* _Records to use_:
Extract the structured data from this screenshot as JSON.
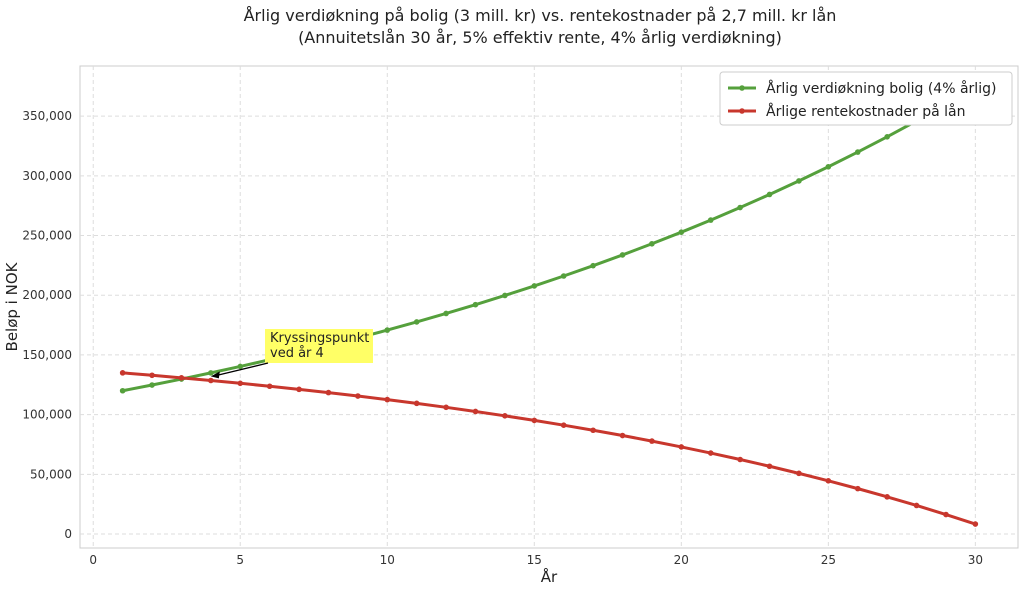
{
  "chart_data": {
    "type": "line",
    "title": "Årlig verdiøkning på bolig (3 mill. kr) vs. rentekostnader på 2,7 mill. kr lån",
    "subtitle": "(Annuitetslån 30 år, 5% effektiv rente, 4% årlig verdiøkning)",
    "xlabel": "År",
    "ylabel": "Beløp i NOK",
    "xlim": [
      -0.45,
      31.45
    ],
    "ylim": [
      -11700,
      392000
    ],
    "xticks": [
      0,
      5,
      10,
      15,
      20,
      25,
      30
    ],
    "yticks": [
      0,
      50000,
      100000,
      150000,
      200000,
      250000,
      300000,
      350000
    ],
    "ytick_labels": [
      "0",
      "50,000",
      "100,000",
      "150,000",
      "200,000",
      "250,000",
      "300,000",
      "350,000"
    ],
    "grid": true,
    "legend_position": "top-right",
    "x": [
      1,
      2,
      3,
      4,
      5,
      6,
      7,
      8,
      9,
      10,
      11,
      12,
      13,
      14,
      15,
      16,
      17,
      18,
      19,
      20,
      21,
      22,
      23,
      24,
      25,
      26,
      27,
      28,
      29,
      30
    ],
    "series": [
      {
        "name": "Årlig verdiøkning bolig (4% årlig)",
        "color": "#55a03c",
        "values": [
          120000,
          124800,
          129792,
          134984,
          140383,
          145998,
          151838,
          157912,
          164228,
          170797,
          177629,
          184734,
          192124,
          199809,
          207801,
          216113,
          224758,
          233748,
          243098,
          252822,
          262935,
          273452,
          284390,
          295766,
          307596,
          319900,
          332696,
          346004,
          359844,
          374238
        ]
      },
      {
        "name": "Årlige rentekostnader på lån",
        "color": "#c8372d",
        "values": [
          135000,
          132968,
          130835,
          128595,
          126243,
          123773,
          121180,
          118457,
          115597,
          112595,
          109443,
          106133,
          102658,
          99009,
          95177,
          91154,
          86930,
          82494,
          77837,
          72947,
          67812,
          62421,
          56760,
          50816,
          44575,
          38021,
          31141,
          23915,
          16329,
          8364
        ]
      }
    ],
    "annotations": [
      {
        "lines": [
          "Kryssingspunkt",
          "ved år 4"
        ],
        "x": 4,
        "y": 132000,
        "box_color": "#ffff66"
      }
    ]
  }
}
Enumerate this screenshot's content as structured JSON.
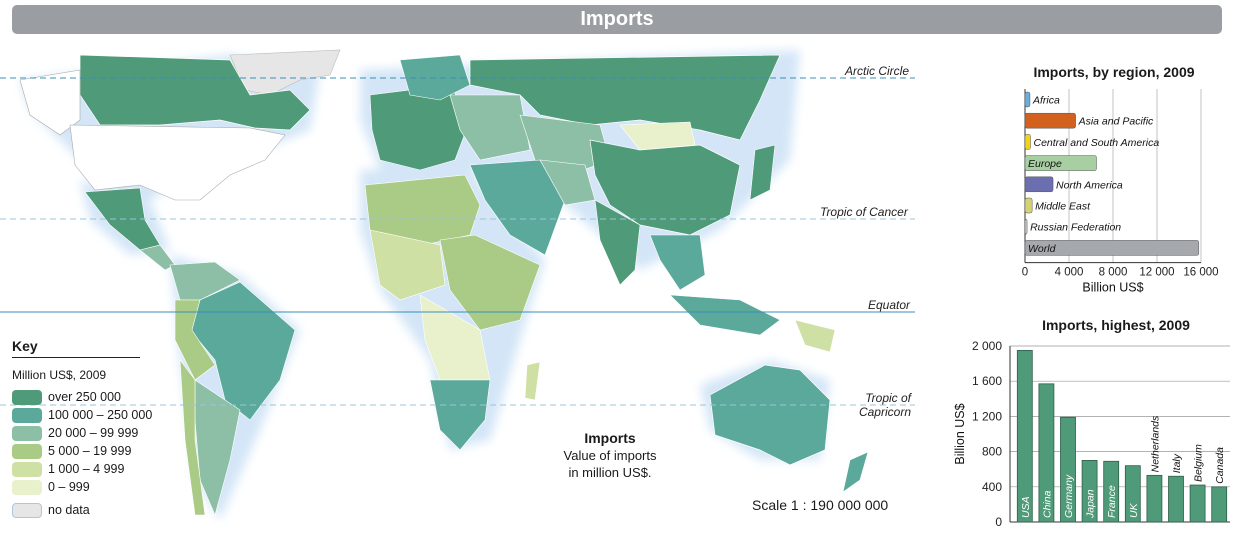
{
  "title": "Imports",
  "map": {
    "lines": {
      "arctic": "Arctic Circle",
      "cancer": "Tropic of Cancer",
      "equator": "Equator",
      "capricorn_1": "Tropic of",
      "capricorn_2": "Capricorn"
    },
    "caption_title": "Imports",
    "caption_line1": "Value of imports",
    "caption_line2": "in million US$.",
    "scale": "Scale 1 : 190 000 000"
  },
  "key": {
    "title": "Key",
    "subtitle": "Million US$, 2009",
    "items": [
      {
        "label": "over 250 000",
        "color": "#4f9a78"
      },
      {
        "label": "100 000 – 250 000",
        "color": "#5aa99a"
      },
      {
        "label": "20 000 – 99 999",
        "color": "#8cbfa6"
      },
      {
        "label": "5 000 – 19 999",
        "color": "#aacb86"
      },
      {
        "label": "1 000 – 4 999",
        "color": "#cfe0a4"
      },
      {
        "label": "0 – 999",
        "color": "#e9f0cc"
      },
      {
        "label": "no data",
        "color": "#e6e6e6"
      }
    ]
  },
  "chart_data": [
    {
      "type": "bar",
      "orientation": "horizontal",
      "title": "Imports, by region, 2009",
      "xlabel": "Billion US$",
      "xlim": [
        0,
        16000
      ],
      "xticks": [
        "0",
        "4 000",
        "8 000",
        "12 000",
        "16 000"
      ],
      "categories": [
        "Africa",
        "Asia and Pacific",
        "Central and South America",
        "Europe",
        "North America",
        "Middle East",
        "Russian Federation",
        "World"
      ],
      "values": [
        450,
        4600,
        500,
        6500,
        2550,
        650,
        190,
        15800
      ],
      "colors": [
        "#6aaee0",
        "#d2601f",
        "#f2d31b",
        "#a8cfa2",
        "#6b6fb0",
        "#d3d376",
        "#cccccc",
        "#a5a8ad"
      ]
    },
    {
      "type": "bar",
      "title": "Imports, highest, 2009",
      "ylabel": "Billion US$",
      "ylim": [
        0,
        2000
      ],
      "yticks": [
        "0",
        "400",
        "800",
        "1 200",
        "1 600",
        "2 000"
      ],
      "categories": [
        "USA",
        "China",
        "Germany",
        "Japan",
        "France",
        "UK",
        "Netherlands",
        "Italy",
        "Belgium",
        "Canada"
      ],
      "values": [
        1950,
        1570,
        1190,
        700,
        690,
        640,
        530,
        520,
        420,
        400
      ],
      "color": "#4f9a78"
    }
  ]
}
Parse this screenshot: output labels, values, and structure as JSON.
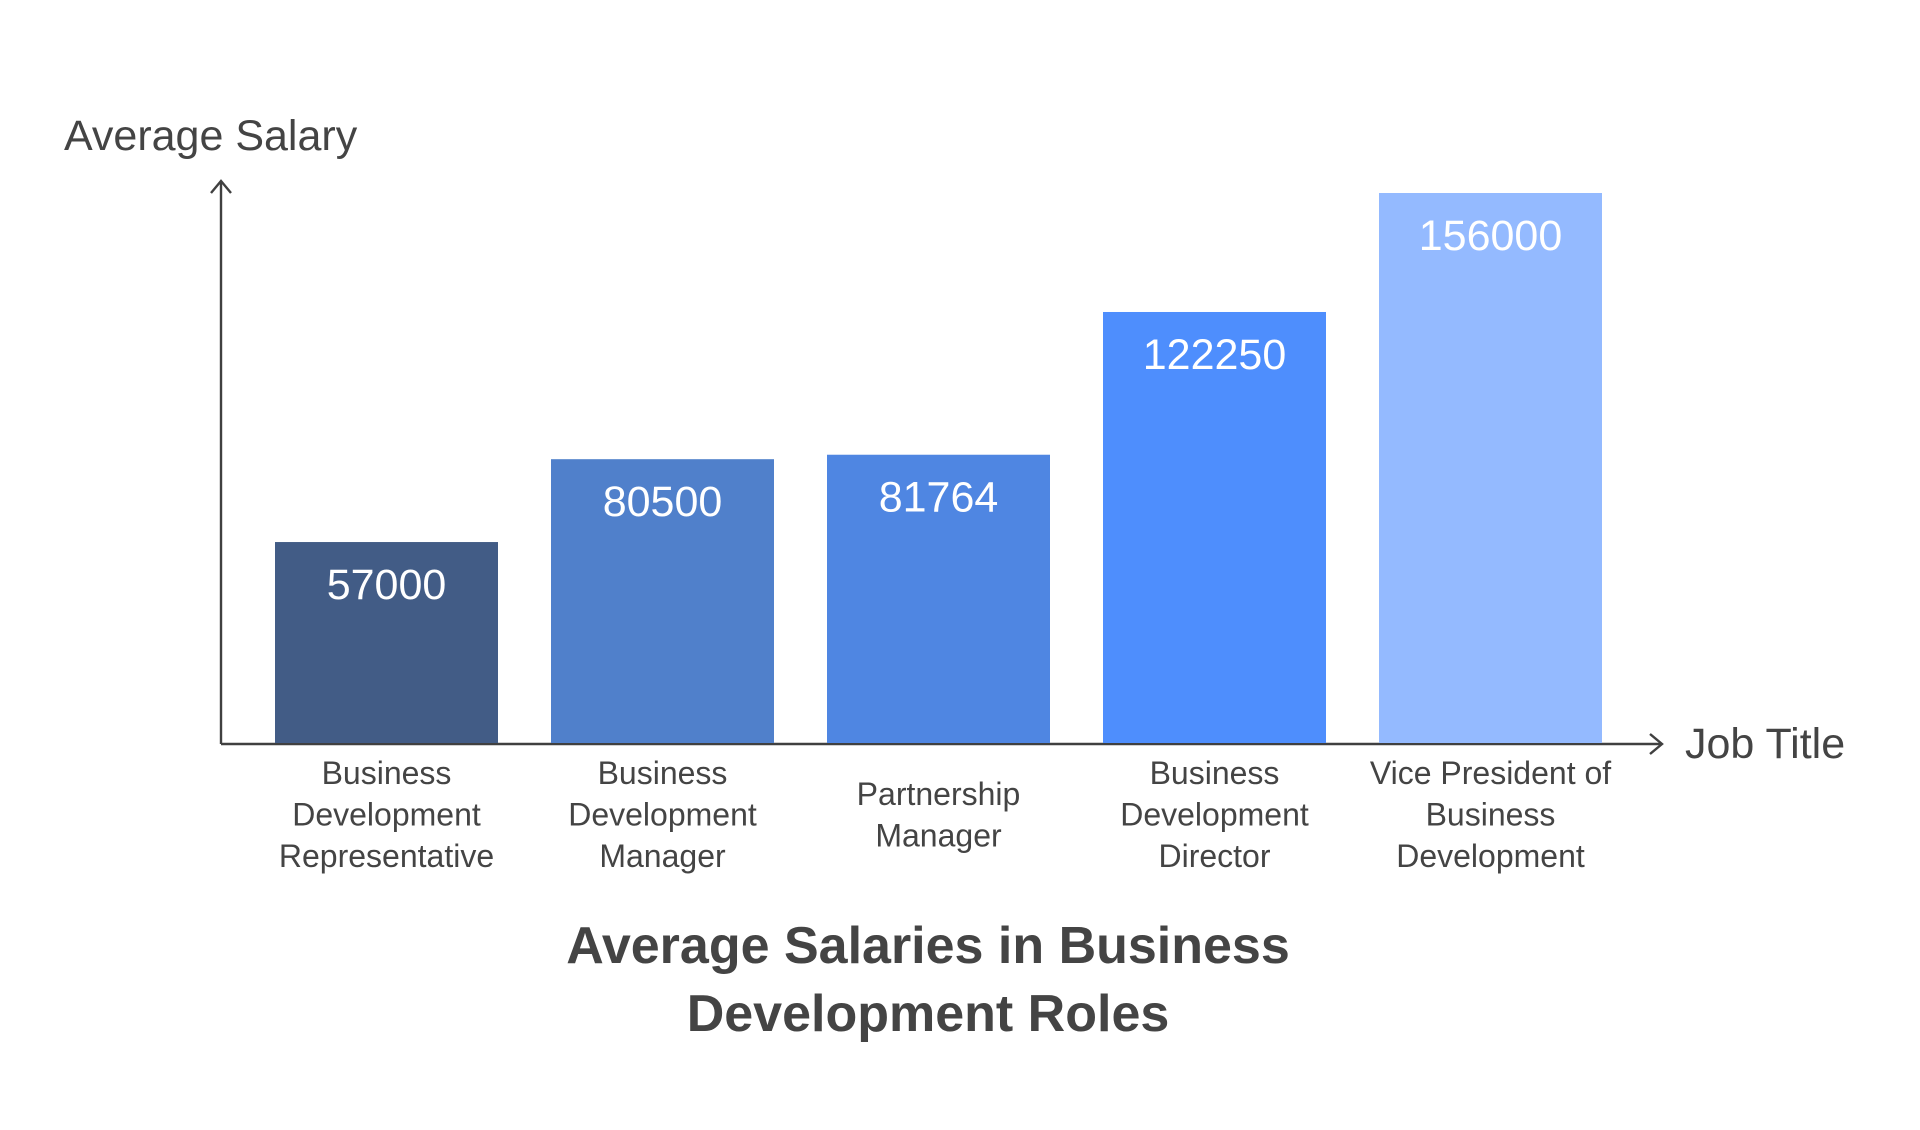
{
  "chart_data": {
    "type": "bar",
    "title": "Average Salaries in Business Development Roles",
    "title_lines": [
      "Average Salaries in Business",
      "Development Roles"
    ],
    "xlabel": "Job Title",
    "ylabel": "Average Salary",
    "categories": [
      "Business Development Representative",
      "Business Development Manager",
      "Partnership Manager",
      "Business Development Director",
      "Vice President of Business Development"
    ],
    "category_label_lines": [
      [
        "Business",
        "Development",
        "Representative"
      ],
      [
        "Business",
        "Development",
        "Manager"
      ],
      [
        "Partnership",
        "Manager"
      ],
      [
        "Business",
        "Development",
        "Director"
      ],
      [
        "Vice President of",
        "Business",
        "Development"
      ]
    ],
    "values": [
      57000,
      80500,
      81764,
      122250,
      156000
    ],
    "value_labels": [
      "57000",
      "80500",
      "81764",
      "122250",
      "156000"
    ],
    "bar_colors": [
      "#425c86",
      "#5080cb",
      "#4f86e2",
      "#4e8efd",
      "#94baff"
    ],
    "ylim": [
      0,
      156000
    ],
    "grid": false,
    "legend": "none",
    "axis_color": "#404040",
    "text_color": "#444444",
    "value_label_color": "#ffffff"
  }
}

* _What you are asked to do_: Write the listing above out again exactly, dropping each image.

* _Exercise response_:
Extract the structured data from this screenshot as JSON.
{
  "chart_data": {
    "type": "line",
    "title": "Årlig verdiøkning på bolig (3 mill. kr) vs. rentekostnader på 2,7 mill. kr lån",
    "subtitle": "(Annuitetslån 30 år, 5% effektiv rente, 4% årlig verdiøkning)",
    "xlabel": "År",
    "ylabel": "Beløp i NOK",
    "xlim": [
      -0.45,
      31.45
    ],
    "ylim": [
      -11700,
      392000
    ],
    "xticks": [
      0,
      5,
      10,
      15,
      20,
      25,
      30
    ],
    "yticks": [
      0,
      50000,
      100000,
      150000,
      200000,
      250000,
      300000,
      350000
    ],
    "ytick_labels": [
      "0",
      "50,000",
      "100,000",
      "150,000",
      "200,000",
      "250,000",
      "300,000",
      "350,000"
    ],
    "grid": true,
    "legend_position": "top-right",
    "x": [
      1,
      2,
      3,
      4,
      5,
      6,
      7,
      8,
      9,
      10,
      11,
      12,
      13,
      14,
      15,
      16,
      17,
      18,
      19,
      20,
      21,
      22,
      23,
      24,
      25,
      26,
      27,
      28,
      29,
      30
    ],
    "series": [
      {
        "name": "Årlig verdiøkning bolig (4% årlig)",
        "color": "#55a03c",
        "values": [
          120000,
          124800,
          129792,
          134984,
          140383,
          145998,
          151838,
          157912,
          164228,
          170797,
          177629,
          184734,
          192124,
          199809,
          207801,
          216113,
          224758,
          233748,
          243098,
          252822,
          262935,
          273452,
          284390,
          295766,
          307596,
          319900,
          332696,
          346004,
          359844,
          374238
        ]
      },
      {
        "name": "Årlige rentekostnader på lån",
        "color": "#c8372d",
        "values": [
          135000,
          132968,
          130835,
          128595,
          126243,
          123773,
          121180,
          118457,
          115597,
          112595,
          109443,
          106133,
          102658,
          99009,
          95177,
          91154,
          86930,
          82494,
          77837,
          72947,
          67812,
          62421,
          56760,
          50816,
          44575,
          38021,
          31141,
          23915,
          16329,
          8364
        ]
      }
    ],
    "annotations": [
      {
        "lines": [
          "Kryssingspunkt",
          "ved år 4"
        ],
        "x": 4,
        "y": 132000,
        "box_color": "#ffff66"
      }
    ]
  }
}
Enumerate this screenshot's content as structured JSON.
{
  "title": "Imports",
  "map": {
    "lines": {
      "arctic": "Arctic Circle",
      "cancer": "Tropic of Cancer",
      "equator": "Equator",
      "capricorn_1": "Tropic of",
      "capricorn_2": "Capricorn"
    },
    "caption_title": "Imports",
    "caption_line1": "Value of imports",
    "caption_line2": "in million US$.",
    "scale": "Scale 1 : 190 000 000"
  },
  "key": {
    "title": "Key",
    "subtitle": "Million US$, 2009",
    "items": [
      {
        "label": "over 250 000",
        "color": "#4f9a78"
      },
      {
        "label": "100 000 – 250 000",
        "color": "#5aa99a"
      },
      {
        "label": "20 000 – 99 999",
        "color": "#8cbfa6"
      },
      {
        "label": "5 000 – 19 999",
        "color": "#aacb86"
      },
      {
        "label": "1 000 – 4 999",
        "color": "#cfe0a4"
      },
      {
        "label": "0 – 999",
        "color": "#e9f0cc"
      },
      {
        "label": "no data",
        "color": "#e6e6e6"
      }
    ]
  },
  "chart_data": [
    {
      "type": "bar",
      "orientation": "horizontal",
      "title": "Imports, by region, 2009",
      "xlabel": "Billion US$",
      "xlim": [
        0,
        16000
      ],
      "xticks": [
        "0",
        "4 000",
        "8 000",
        "12 000",
        "16 000"
      ],
      "categories": [
        "Africa",
        "Asia and Pacific",
        "Central and South America",
        "Europe",
        "North America",
        "Middle East",
        "Russian Federation",
        "World"
      ],
      "values": [
        450,
        4600,
        500,
        6500,
        2550,
        650,
        190,
        15800
      ],
      "colors": [
        "#6aaee0",
        "#d2601f",
        "#f2d31b",
        "#a8cfa2",
        "#6b6fb0",
        "#d3d376",
        "#cccccc",
        "#a5a8ad"
      ]
    },
    {
      "type": "bar",
      "title": "Imports, highest, 2009",
      "ylabel": "Billion US$",
      "ylim": [
        0,
        2000
      ],
      "yticks": [
        "0",
        "400",
        "800",
        "1 200",
        "1 600",
        "2 000"
      ],
      "categories": [
        "USA",
        "China",
        "Germany",
        "Japan",
        "France",
        "UK",
        "Netherlands",
        "Italy",
        "Belgium",
        "Canada"
      ],
      "values": [
        1950,
        1570,
        1190,
        700,
        690,
        640,
        530,
        520,
        420,
        400
      ],
      "color": "#4f9a78"
    }
  ]
}
Parse this screenshot: output labels, values, and structure as JSON.
{
  "chart_data": {
    "type": "bar",
    "title": "Average Salaries in Business Development Roles",
    "title_lines": [
      "Average Salaries in Business",
      "Development Roles"
    ],
    "xlabel": "Job Title",
    "ylabel": "Average Salary",
    "categories": [
      "Business Development Representative",
      "Business Development Manager",
      "Partnership Manager",
      "Business Development Director",
      "Vice President of Business Development"
    ],
    "category_label_lines": [
      [
        "Business",
        "Development",
        "Representative"
      ],
      [
        "Business",
        "Development",
        "Manager"
      ],
      [
        "Partnership",
        "Manager"
      ],
      [
        "Business",
        "Development",
        "Director"
      ],
      [
        "Vice President of",
        "Business",
        "Development"
      ]
    ],
    "values": [
      57000,
      80500,
      81764,
      122250,
      156000
    ],
    "value_labels": [
      "57000",
      "80500",
      "81764",
      "122250",
      "156000"
    ],
    "bar_colors": [
      "#425c86",
      "#5080cb",
      "#4f86e2",
      "#4e8efd",
      "#94baff"
    ],
    "ylim": [
      0,
      156000
    ],
    "grid": false,
    "legend": "none",
    "axis_color": "#404040",
    "text_color": "#444444",
    "value_label_color": "#ffffff"
  }
}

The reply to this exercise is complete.